_REQUIRED WORK_.
The records should be repeated word for word, pictures excluded.

BEGIN RECORDS PROVIDED

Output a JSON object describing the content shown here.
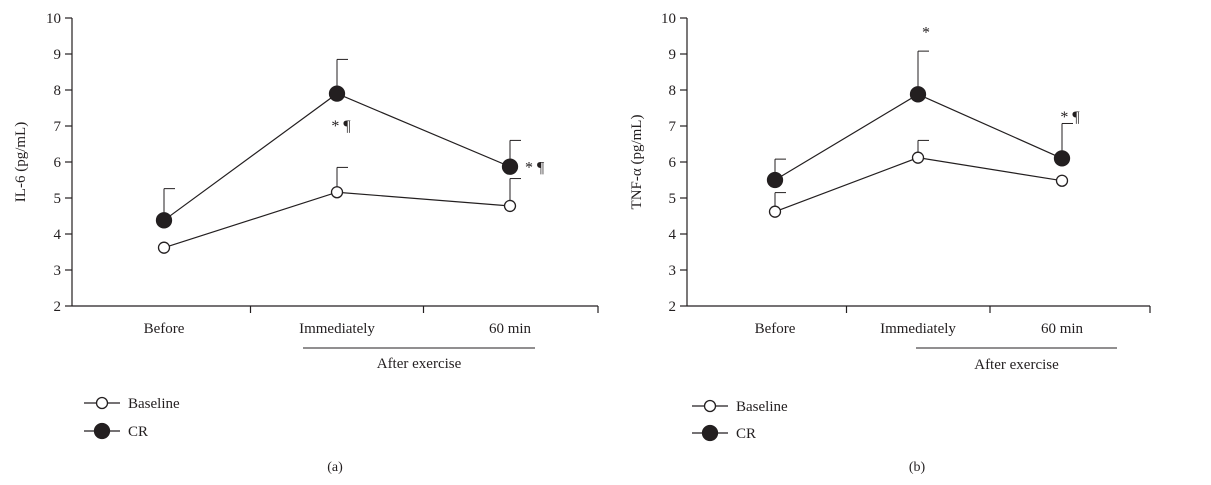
{
  "panels": [
    {
      "panel_label": "(a)",
      "ylabel": "IL-6 (pg/mL)",
      "group_label": "After exercise"
    },
    {
      "panel_label": "(b)",
      "ylabel": "TNF-α (pg/mL)",
      "group_label": "After exercise"
    }
  ],
  "chart_data": [
    {
      "type": "line",
      "categories": [
        "Before",
        "Immediately",
        "60 min"
      ],
      "ylabel": "IL-6 (pg/mL)",
      "ylim": [
        2,
        10
      ],
      "yticks": [
        2,
        3,
        4,
        5,
        6,
        7,
        8,
        9,
        10
      ],
      "grid": false,
      "legend": "bottom-left",
      "series": [
        {
          "name": "Baseline",
          "marker": "open-circle",
          "color": "#231f20",
          "values": [
            3.62,
            5.16,
            4.78
          ],
          "error_up": [
            null,
            0.69,
            0.76
          ]
        },
        {
          "name": "CR",
          "marker": "filled-circle",
          "color": "#231f20",
          "values": [
            4.38,
            7.9,
            5.87
          ],
          "error_up": [
            0.88,
            0.95,
            0.73
          ]
        }
      ],
      "annotations": [
        {
          "text": "* ¶",
          "category": "Immediately",
          "y": 7.0
        },
        {
          "text": "* ¶",
          "category": "60 min",
          "y": 5.87
        }
      ]
    },
    {
      "type": "line",
      "categories": [
        "Before",
        "Immediately",
        "60 min"
      ],
      "ylabel": "TNF-α (pg/mL)",
      "ylim": [
        2,
        10
      ],
      "yticks": [
        2,
        3,
        4,
        5,
        6,
        7,
        8,
        9,
        10
      ],
      "grid": false,
      "legend": "bottom-left",
      "series": [
        {
          "name": "Baseline",
          "marker": "open-circle",
          "color": "#231f20",
          "values": [
            4.62,
            6.12,
            5.48
          ],
          "error_up": [
            0.53,
            0.48,
            null
          ]
        },
        {
          "name": "CR",
          "marker": "filled-circle",
          "color": "#231f20",
          "values": [
            5.5,
            7.88,
            6.1
          ],
          "error_up": [
            0.58,
            1.2,
            0.97
          ]
        }
      ],
      "annotations": [
        {
          "text": "*",
          "category": "Immediately",
          "y": 9.6
        },
        {
          "text": "* ¶",
          "category": "60 min",
          "y": 7.25
        }
      ]
    }
  ]
}
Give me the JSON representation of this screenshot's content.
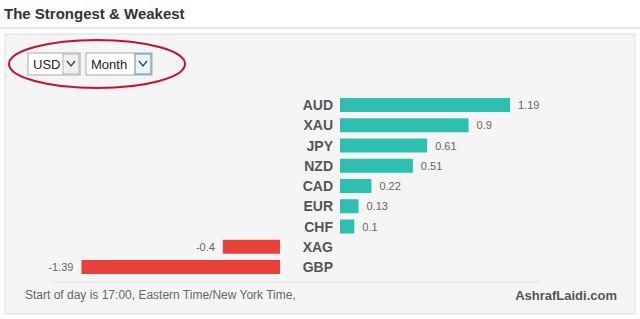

END RECORDS PROVIDED

_ANSWER TO THE EXERCISE_.
Output a JSON object describing the content shown here.
{
  "panels": [
    {
      "panel_label": "(a)",
      "ylabel": "IL-6 (pg/mL)",
      "group_label": "After exercise"
    },
    {
      "panel_label": "(b)",
      "ylabel": "TNF-α (pg/mL)",
      "group_label": "After exercise"
    }
  ],
  "chart_data": [
    {
      "type": "line",
      "categories": [
        "Before",
        "Immediately",
        "60 min"
      ],
      "ylabel": "IL-6 (pg/mL)",
      "ylim": [
        2,
        10
      ],
      "yticks": [
        2,
        3,
        4,
        5,
        6,
        7,
        8,
        9,
        10
      ],
      "grid": false,
      "legend": "bottom-left",
      "series": [
        {
          "name": "Baseline",
          "marker": "open-circle",
          "color": "#231f20",
          "values": [
            3.62,
            5.16,
            4.78
          ],
          "error_up": [
            null,
            0.69,
            0.76
          ]
        },
        {
          "name": "CR",
          "marker": "filled-circle",
          "color": "#231f20",
          "values": [
            4.38,
            7.9,
            5.87
          ],
          "error_up": [
            0.88,
            0.95,
            0.73
          ]
        }
      ],
      "annotations": [
        {
          "text": "* ¶",
          "category": "Immediately",
          "y": 7.0
        },
        {
          "text": "* ¶",
          "category": "60 min",
          "y": 5.87
        }
      ]
    },
    {
      "type": "line",
      "categories": [
        "Before",
        "Immediately",
        "60 min"
      ],
      "ylabel": "TNF-α (pg/mL)",
      "ylim": [
        2,
        10
      ],
      "yticks": [
        2,
        3,
        4,
        5,
        6,
        7,
        8,
        9,
        10
      ],
      "grid": false,
      "legend": "bottom-left",
      "series": [
        {
          "name": "Baseline",
          "marker": "open-circle",
          "color": "#231f20",
          "values": [
            4.62,
            6.12,
            5.48
          ],
          "error_up": [
            0.53,
            0.48,
            null
          ]
        },
        {
          "name": "CR",
          "marker": "filled-circle",
          "color": "#231f20",
          "values": [
            5.5,
            7.88,
            6.1
          ],
          "error_up": [
            0.58,
            1.2,
            0.97
          ]
        }
      ],
      "annotations": [
        {
          "text": "*",
          "category": "Immediately",
          "y": 9.6
        },
        {
          "text": "* ¶",
          "category": "60 min",
          "y": 7.25
        }
      ]
    }
  ]
}
Give me the JSON representation of this screenshot's content.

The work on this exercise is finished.